Page text ::
● ● ● ●

Fantastic Beasts: The Secrets of Dumbledore ⭐️⭐️⭐️ Review by Andrea Carnevali
Albus Dumbledore assigns Newt and his allies with a mission related to the rising power of Grindelwald. Out in cinemas now.
After the previous two films from the Fantastic Beasts franchise, my expectations were pretty low. Can you blame me? A cacophony of too many characters, most of them rather bland and all revolving around one of the most convoluted plots of any family-oriented film.
While this is still not quite at the level of any of the Harry Potter movies, I thought it was an improvement on the previous chapters. J.K. Rowling, probably coming to terms with some of her weaknesses as screenwriter, is now paired up with Steve Kloves, whose experience in Wizarding World is second to none, as he’s written seven of the eight “Harry Potter” movies (he only missed out on the fifth).
Gone are some of the many peripheral (pointless) characters and the central plot too seems to be a little bit more focused and slightly clearer this time around (though on the way out of the cinema I still heard people talking to one another asking about some of the slightly more obscure subplots and being utterly confused).
The first most apparent difference is of course in the casting of Mads Mikkelsen as the evil Grindelwald (replacing Johnny Depp only a week before production, following the former star’s libel case against the Sun).

● ● ● ●

Data provided ::
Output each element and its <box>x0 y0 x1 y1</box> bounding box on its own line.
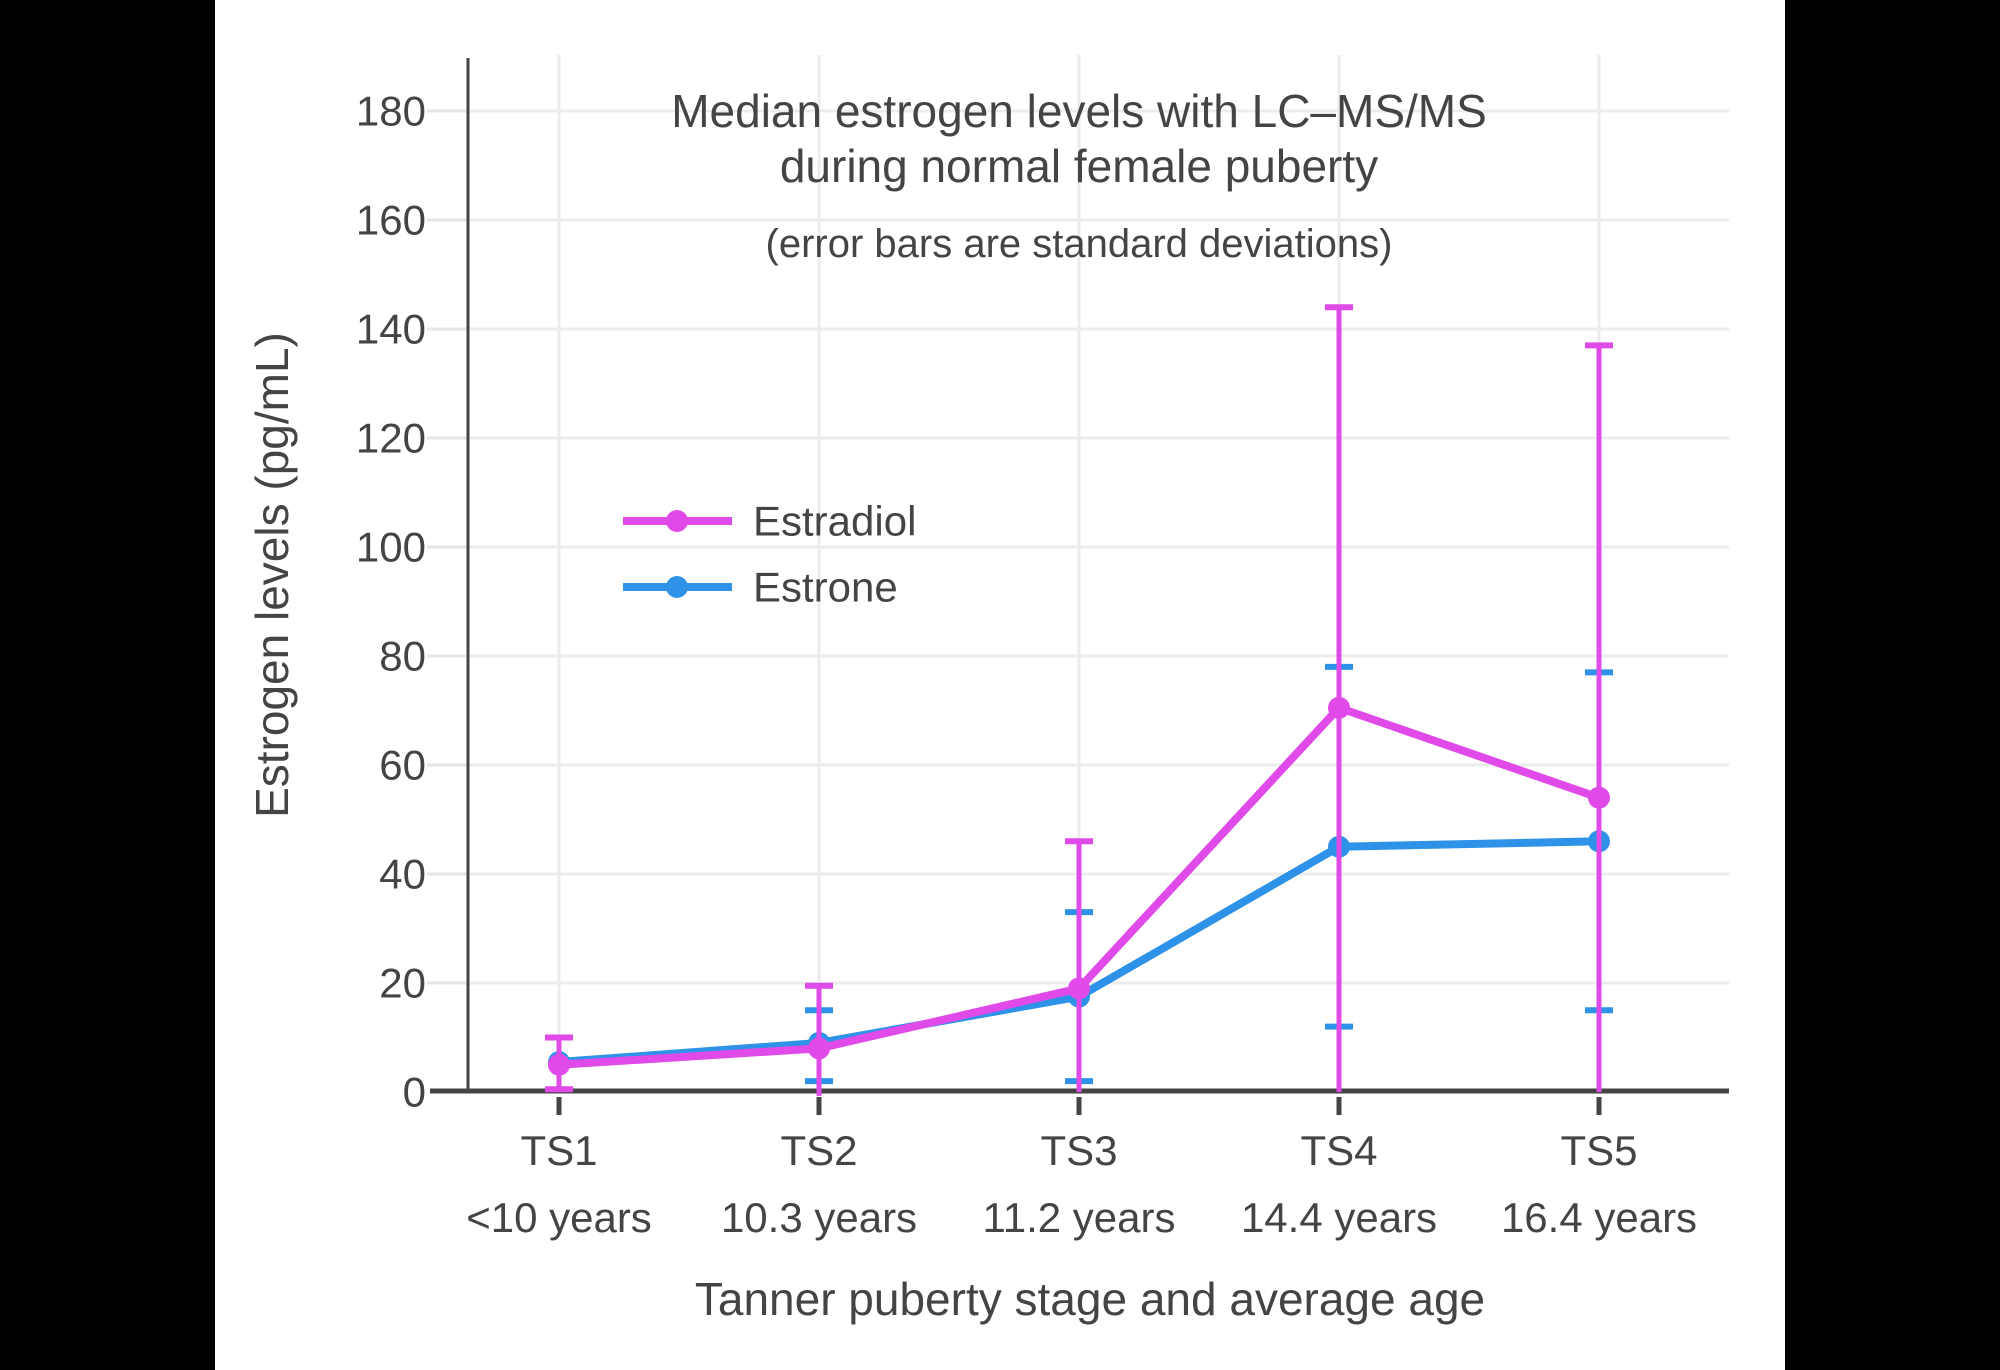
x-tick-label-TS1: TS1 <box>520 1127 597 1174</box>
marker-estradiol-TS3 <box>1068 977 1090 1000</box>
y-tick-label-60: 60 <box>379 742 426 789</box>
legend-item-estrone[interactable]: Estrone <box>623 564 898 611</box>
x-tick-sublabel-TS4: 14.4 years <box>1241 1194 1437 1241</box>
legend-item-estradiol[interactable]: Estradiol <box>623 498 916 545</box>
legend-label-estrone: Estrone <box>753 564 898 611</box>
y-tick-label-0: 0 <box>403 1069 426 1116</box>
x-tick-sublabel-TS5: 16.4 years <box>1501 1194 1697 1241</box>
y-tick-label-40: 40 <box>379 851 426 898</box>
chart-title-line2: during normal female puberty <box>780 140 1378 192</box>
y-tick-label-20: 20 <box>379 960 426 1007</box>
y-tick-label-160: 160 <box>356 197 426 244</box>
y-tick-label-80: 80 <box>379 633 426 680</box>
y-tick-label-100: 100 <box>356 524 426 571</box>
x-tick-label-TS4: TS4 <box>1300 1127 1377 1174</box>
marker-estradiol-TS2 <box>808 1037 830 1060</box>
x-tick-label-TS5: TS5 <box>1560 1127 1637 1174</box>
x-tick-label-TS3: TS3 <box>1040 1127 1117 1174</box>
x-tick-label-TS2: TS2 <box>780 1127 857 1174</box>
chart-panel <box>215 0 1785 1370</box>
x-axis-title: Tanner puberty stage and average age <box>695 1273 1485 1325</box>
y-axis-title: Estrogen levels (pg/mL) <box>246 332 298 818</box>
marker-estradiol-TS1 <box>548 1053 570 1076</box>
x-tick-sublabel-TS3: 11.2 years <box>983 1194 1176 1241</box>
marker-estradiol-TS4 <box>1328 696 1350 719</box>
y-tick-label-140: 140 <box>356 306 426 353</box>
y-tick-label-120: 120 <box>356 415 426 462</box>
chart-subtitle: (error bars are standard deviations) <box>766 222 1393 266</box>
legend-label-estradiol: Estradiol <box>753 498 916 545</box>
x-tick-sublabel-TS1: <10 years <box>466 1194 652 1241</box>
y-tick-label-180: 180 <box>356 88 426 135</box>
chart-title-line1: Median estrogen levels with LC–MS/MS <box>671 85 1487 137</box>
x-tick-sublabel-TS2: 10.3 years <box>721 1194 917 1241</box>
marker-estradiol-TS5 <box>1588 786 1610 809</box>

● ● ● ●

Work instructions ::
**A)** Reproduce the passage of the film review starting with "Fantastic Beasts: The" and going on through "in cinemas now.".
**B)** Please rewrite the entries starting with the line with "x-tick-label-TS1: TS1 <box>520" and going on through the line with "x-tick-label-TS2: TS2 <box>780", replacing "x-tick-sublabel" with "x-tick-caption" and leaving everything else unchanged. Give only those lines.
These entries bear no relation to the film review.

Solutions below ::
**A)**
Fantastic Beasts: The Secrets of Dumbledore ⭐️⭐️⭐️ Review by Andrea Carnevali
Albus Dumbledore assigns Newt and his allies with a mission related to the rising power of Grindelwald. Out in cinemas now.

**B)**
x-tick-label-TS1: TS1 <box>520 1127 597 1174</box>
marker-estradiol-TS3 <box>1068 977 1090 1000</box>
y-tick-label-60: 60 <box>379 742 426 789</box>
legend-item-estrone[interactable]: Estrone <box>623 564 898 611</box>
x-tick-caption-TS4: 14.4 years <box>1241 1194 1437 1241</box>
legend-item-estradiol[interactable]: Estradiol <box>623 498 916 545</box>
legend-label-estrone: Estrone <box>753 564 898 611</box>
y-tick-label-0: 0 <box>403 1069 426 1116</box>
x-tick-caption-TS5: 16.4 years <box>1501 1194 1697 1241</box>
y-tick-label-40: 40 <box>379 851 426 898</box>
chart-title-line2: during normal female puberty <box>780 140 1378 192</box>
y-tick-label-20: 20 <box>379 960 426 1007</box>
y-tick-label-160: 160 <box>356 197 426 244</box>
y-tick-label-80: 80 <box>379 633 426 680</box>
y-tick-label-100: 100 <box>356 524 426 571</box>
x-tick-label-TS4: TS4 <box>1300 1127 1377 1174</box>
marker-estradiol-TS2 <box>808 1037 830 1060</box>
x-tick-label-TS5: TS5 <box>1560 1127 1637 1174</box>
x-tick-label-TS3: TS3 <box>1040 1127 1117 1174</box>
x-tick-label-TS2: TS2 <box>780 1127 857 1174</box>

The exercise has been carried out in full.